GOAL:
Of the lines in the entries below, state how many hold the word "before". Say nothing else.

-- Start of RECORDS FOR PROCESSING --

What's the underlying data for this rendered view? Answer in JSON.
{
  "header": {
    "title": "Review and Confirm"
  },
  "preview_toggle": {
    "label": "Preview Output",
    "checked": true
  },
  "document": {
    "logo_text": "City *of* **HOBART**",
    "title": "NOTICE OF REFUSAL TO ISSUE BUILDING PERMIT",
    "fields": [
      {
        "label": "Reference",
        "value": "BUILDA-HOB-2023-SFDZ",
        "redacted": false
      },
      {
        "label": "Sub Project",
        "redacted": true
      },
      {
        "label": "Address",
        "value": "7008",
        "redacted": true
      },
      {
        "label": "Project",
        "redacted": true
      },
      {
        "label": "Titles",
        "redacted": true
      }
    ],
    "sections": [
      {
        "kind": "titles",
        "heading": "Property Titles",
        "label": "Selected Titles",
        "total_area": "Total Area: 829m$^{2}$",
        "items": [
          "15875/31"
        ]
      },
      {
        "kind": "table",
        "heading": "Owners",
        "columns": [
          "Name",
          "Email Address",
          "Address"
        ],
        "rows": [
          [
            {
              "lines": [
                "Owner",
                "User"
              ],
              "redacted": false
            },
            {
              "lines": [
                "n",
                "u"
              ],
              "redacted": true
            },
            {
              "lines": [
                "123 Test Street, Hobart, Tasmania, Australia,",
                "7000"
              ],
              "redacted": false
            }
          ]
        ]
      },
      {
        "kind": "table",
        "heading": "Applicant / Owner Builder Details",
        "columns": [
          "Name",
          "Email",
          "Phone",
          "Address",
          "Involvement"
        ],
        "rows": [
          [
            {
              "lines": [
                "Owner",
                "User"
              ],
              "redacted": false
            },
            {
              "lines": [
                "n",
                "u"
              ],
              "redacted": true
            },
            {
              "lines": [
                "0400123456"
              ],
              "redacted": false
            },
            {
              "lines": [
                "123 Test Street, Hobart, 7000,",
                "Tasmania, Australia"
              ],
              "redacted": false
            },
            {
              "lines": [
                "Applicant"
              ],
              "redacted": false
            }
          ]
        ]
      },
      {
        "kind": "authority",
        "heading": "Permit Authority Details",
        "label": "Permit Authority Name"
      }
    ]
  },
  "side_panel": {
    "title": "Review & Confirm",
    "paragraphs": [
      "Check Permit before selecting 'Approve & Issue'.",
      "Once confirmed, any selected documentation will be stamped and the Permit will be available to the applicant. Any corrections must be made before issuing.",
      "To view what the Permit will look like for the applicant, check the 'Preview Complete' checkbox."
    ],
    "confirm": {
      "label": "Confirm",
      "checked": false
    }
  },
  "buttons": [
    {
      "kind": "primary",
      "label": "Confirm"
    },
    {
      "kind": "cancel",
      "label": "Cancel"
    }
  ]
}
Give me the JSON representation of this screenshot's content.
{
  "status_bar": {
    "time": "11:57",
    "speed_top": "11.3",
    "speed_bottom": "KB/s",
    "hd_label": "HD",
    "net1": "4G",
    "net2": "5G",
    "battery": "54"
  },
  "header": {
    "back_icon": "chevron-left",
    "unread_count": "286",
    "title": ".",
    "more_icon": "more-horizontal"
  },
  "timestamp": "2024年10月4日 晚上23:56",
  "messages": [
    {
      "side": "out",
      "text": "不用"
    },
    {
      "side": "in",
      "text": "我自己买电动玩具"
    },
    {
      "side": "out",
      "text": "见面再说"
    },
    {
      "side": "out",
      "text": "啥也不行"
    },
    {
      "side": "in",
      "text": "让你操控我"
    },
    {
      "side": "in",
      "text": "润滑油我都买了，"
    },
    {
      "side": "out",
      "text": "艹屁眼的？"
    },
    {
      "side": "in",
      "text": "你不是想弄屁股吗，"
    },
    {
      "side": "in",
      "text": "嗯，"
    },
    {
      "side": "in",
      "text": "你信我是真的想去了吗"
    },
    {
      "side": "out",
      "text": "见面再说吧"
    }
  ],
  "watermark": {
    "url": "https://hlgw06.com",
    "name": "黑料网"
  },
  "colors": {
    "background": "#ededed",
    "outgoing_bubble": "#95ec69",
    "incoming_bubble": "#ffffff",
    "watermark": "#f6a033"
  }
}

-- End of RECORDS FOR PROCESSING --

COMPLETED EXERCISE:
2